# Provided records start

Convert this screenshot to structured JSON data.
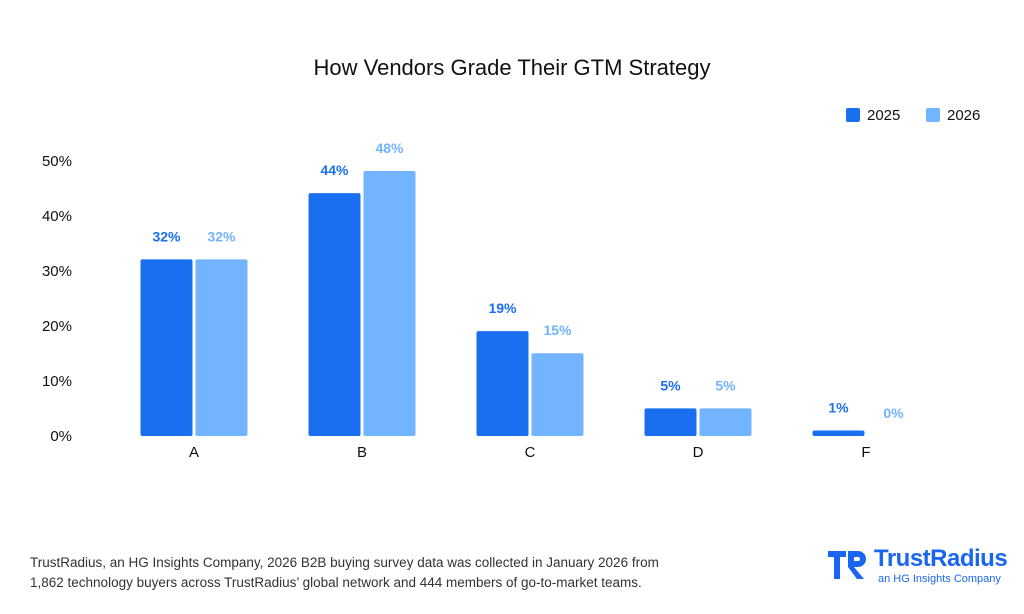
{
  "chart_data": {
    "type": "bar",
    "title": "How Vendors Grade Their GTM Strategy",
    "categories": [
      "A",
      "B",
      "C",
      "D",
      "F"
    ],
    "series": [
      {
        "name": "2025",
        "values": [
          32,
          44,
          19,
          5,
          1
        ],
        "labels": [
          "32%",
          "44%",
          "19%",
          "5%",
          "1%"
        ],
        "color": "#1a6ff0"
      },
      {
        "name": "2026",
        "values": [
          32,
          48,
          15,
          5,
          0
        ],
        "labels": [
          "32%",
          "48%",
          "15%",
          "5%",
          "0%"
        ],
        "color": "#73b4ff"
      }
    ],
    "yticks": [
      "0%",
      "10%",
      "20%",
      "30%",
      "40%",
      "50%"
    ],
    "ylim": [
      0,
      50
    ],
    "grid": false,
    "legend_position": "top-right"
  },
  "footer": {
    "line1": "TrustRadius, an HG Insights Company, 2026 B2B buying survey data was collected in January 2026 from",
    "line2": "1,862 technology buyers across TrustRadius’ global network and 444 members of go-to-market teams."
  },
  "logo": {
    "name": "TrustRadius",
    "subtitle": "an HG Insights Company",
    "color": "#1a66f0"
  }
}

# Provided records end

Select the lines in this material that hold the word "TrustRadius", leaving none out.

    "line1": "TrustRadius, an HG Insights Company, 2026 B2B buying survey data was collected in January 2026 from",
    "line2": "1,862 technology buyers across TrustRadius’ global network and 444 members of go-to-market teams."
    "name": "TrustRadius",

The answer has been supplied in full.